Could you return each line from the one bearing "Read all visible content and emit it as JSON." through the last line of the entries, exactly as it stands, with no pictures?
--- BEGIN ---
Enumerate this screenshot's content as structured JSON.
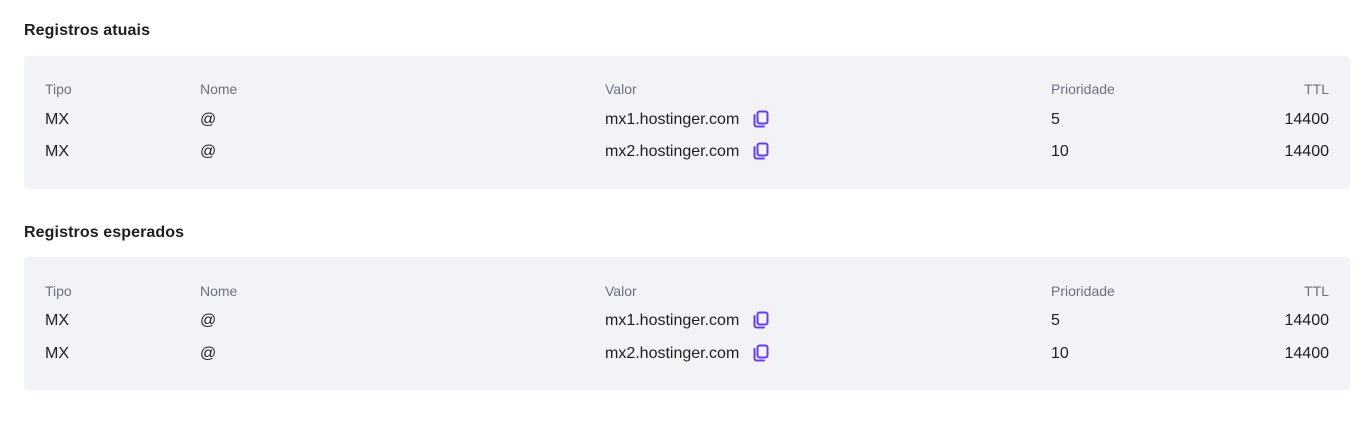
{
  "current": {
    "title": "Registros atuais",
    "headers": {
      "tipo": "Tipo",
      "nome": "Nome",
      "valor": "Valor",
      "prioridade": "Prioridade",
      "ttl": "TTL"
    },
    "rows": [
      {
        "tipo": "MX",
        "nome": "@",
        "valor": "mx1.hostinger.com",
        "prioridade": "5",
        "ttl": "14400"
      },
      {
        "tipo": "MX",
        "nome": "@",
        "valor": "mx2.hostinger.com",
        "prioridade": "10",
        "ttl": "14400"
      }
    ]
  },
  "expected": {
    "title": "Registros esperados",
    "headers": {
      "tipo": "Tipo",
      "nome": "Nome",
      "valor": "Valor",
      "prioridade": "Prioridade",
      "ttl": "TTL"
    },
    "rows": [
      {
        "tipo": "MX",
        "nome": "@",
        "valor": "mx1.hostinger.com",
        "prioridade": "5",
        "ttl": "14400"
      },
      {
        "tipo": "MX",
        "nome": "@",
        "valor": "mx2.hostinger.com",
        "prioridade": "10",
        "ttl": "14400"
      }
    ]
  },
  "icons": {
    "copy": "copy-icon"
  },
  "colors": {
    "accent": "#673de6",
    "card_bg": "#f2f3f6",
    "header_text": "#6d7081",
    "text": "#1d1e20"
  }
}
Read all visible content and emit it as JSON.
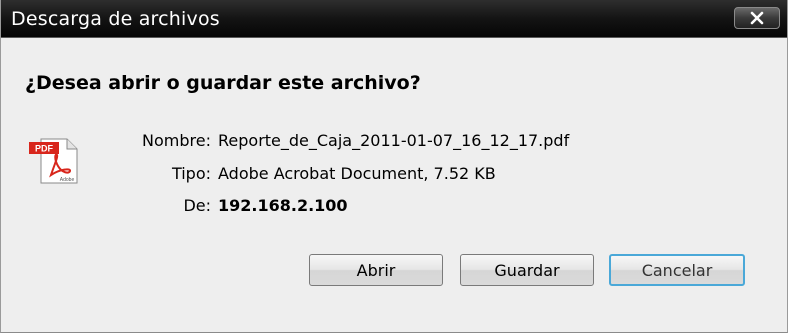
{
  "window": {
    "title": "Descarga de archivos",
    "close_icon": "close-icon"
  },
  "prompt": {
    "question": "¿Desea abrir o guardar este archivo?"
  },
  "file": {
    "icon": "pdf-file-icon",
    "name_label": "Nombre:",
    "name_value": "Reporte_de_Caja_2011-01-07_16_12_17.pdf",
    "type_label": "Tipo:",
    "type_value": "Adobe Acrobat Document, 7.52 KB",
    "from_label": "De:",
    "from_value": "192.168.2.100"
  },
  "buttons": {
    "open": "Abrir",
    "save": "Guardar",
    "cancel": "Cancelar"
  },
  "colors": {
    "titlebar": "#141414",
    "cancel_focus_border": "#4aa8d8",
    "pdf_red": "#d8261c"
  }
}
--- END ---
(Full solution):
Read all visible content and emit it as JSON.
{
  "window": {
    "title": "Descarga de archivos",
    "close_icon": "close-icon"
  },
  "prompt": {
    "question": "¿Desea abrir o guardar este archivo?"
  },
  "file": {
    "icon": "pdf-file-icon",
    "name_label": "Nombre:",
    "name_value": "Reporte_de_Caja_2011-01-07_16_12_17.pdf",
    "type_label": "Tipo:",
    "type_value": "Adobe Acrobat Document, 7.52 KB",
    "from_label": "De:",
    "from_value": "192.168.2.100"
  },
  "buttons": {
    "open": "Abrir",
    "save": "Guardar",
    "cancel": "Cancelar"
  },
  "colors": {
    "titlebar": "#141414",
    "cancel_focus_border": "#4aa8d8",
    "pdf_red": "#d8261c"
  }
}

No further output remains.